* Given request *
Every line below should be copied exactly; drop the pictures.

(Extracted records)

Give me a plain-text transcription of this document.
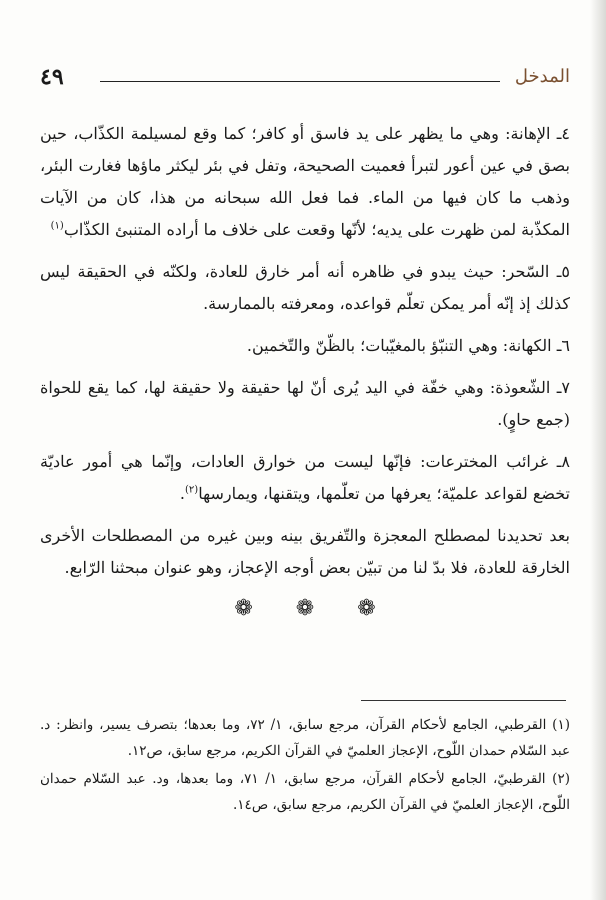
٤٩	المدخل

٤ـ الإهانة: وهي ما يظهر على يد فاسق أو كافر؛ كما وقع لمسيلمة الكذّاب، حين بصق في عين أعور لتبرأ فعميت الصحيحة، وتفل في بئر ليكثر ماؤها فغارت البئر، وذهب ما كان فيها من الماء. فما فعل الله سبحانه من هذا، كان من الآيات المكذّبة لمن ظهرت على يديه؛ لأنّها وقعت على خلاف ما أراده المتنبئ الكذّاب$^{(١)}$

٥ـ السّحر: حيث يبدو في ظاهره أنه أمر خارق للعادة، ولكنّه في الحقيقة ليس كذلك إذ إنّه أمر يمكن تعلّم قواعده، ومعرفته بالممارسة.

٦ـ الكهانة: وهي التنبّؤ بالمغيّبات؛ بالظّنّ والتّخمين.

٧ـ الشّعوذة: وهي خفّة في اليد يُرى أنّ لها حقيقة ولا حقيقة لها، كما يقع للحواة (جمع حاوٍ).

٨ـ غرائب المخترعات: فإنّها ليست من خوارق العادات، وإنّما هي أمور عاديّة تخضع لقواعد علميّة؛ يعرفها من تعلّمها، ويتقنها، ويمارسها$^{(٢)}$.

بعد تحديدنا لمصطلح المعجزة والتّفريق بينه وبين غيره من المصطلحات الأخرى الخارقة للعادة، فلا بدّ لنا من تبيّن بعض أوجه الإعجاز، وهو عنوان مبحثنا الرّابع.

❁ ❁ ❁

(١) القرطبي، الجامع لأحكام القرآن، مرجع سابق، ١/ ٧٢، وما بعدها؛ بتصرف يسير، وانظر: د. عبد السّلام حمدان اللّوح، الإعجاز العلميّ في القرآن الكريم، مرجع سابق، ص١٢.

(٢) القرطبيّ، الجامع لأحكام القرآن، مرجع سابق، ١/ ٧١، وما بعدها، ود. عبد السّلام حمدان اللّوح، الإعجاز العلميّ في القرآن الكريم، مرجع سابق، ص١٤.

* Task solution *
Give me a plain-text transcription of this document.
٤٩	المدخل

٤ـ الإهانة: وهي ما يظهر على يد فاسق أو كافر؛ كما وقع لمسيلمة الكذّاب، حين بصق في عين أعور لتبرأ فعميت الصحيحة، وتفل في بئر ليكثر ماؤها فغارت البئر، وذهب ما كان فيها من الماء. فما فعل الله سبحانه من هذا، كان من الآيات المكذّبة لمن ظهرت على يديه؛ لأنّها وقعت على خلاف ما أراده المتنبئ الكذّاب$^{(١)}$

٥ـ السّحر: حيث يبدو في ظاهره أنه أمر خارق للعادة، ولكنّه في الحقيقة ليس كذلك إذ إنّه أمر يمكن تعلّم قواعده، ومعرفته بالممارسة.

٦ـ الكهانة: وهي التنبّؤ بالمغيّبات؛ بالظّنّ والتّخمين.

٧ـ الشّعوذة: وهي خفّة في اليد يُرى أنّ لها حقيقة ولا حقيقة لها، كما يقع للحواة (جمع حاوٍ).

٨ـ غرائب المخترعات: فإنّها ليست من خوارق العادات، وإنّما هي أمور عاديّة تخضع لقواعد علميّة؛ يعرفها من تعلّمها، ويتقنها، ويمارسها$^{(٢)}$.

بعد تحديدنا لمصطلح المعجزة والتّفريق بينه وبين غيره من المصطلحات الأخرى الخارقة للعادة، فلا بدّ لنا من تبيّن بعض أوجه الإعجاز، وهو عنوان مبحثنا الرّابع.

❁ ❁ ❁

(١) القرطبي، الجامع لأحكام القرآن، مرجع سابق، ١/ ٧٢، وما بعدها؛ بتصرف يسير، وانظر: د. عبد السّلام حمدان اللّوح، الإعجاز العلميّ في القرآن الكريم، مرجع سابق، ص١٢.

(٢) القرطبيّ، الجامع لأحكام القرآن، مرجع سابق، ١/ ٧١، وما بعدها، ود. عبد السّلام حمدان اللّوح، الإعجاز العلميّ في القرآن الكريم، مرجع سابق، ص١٤.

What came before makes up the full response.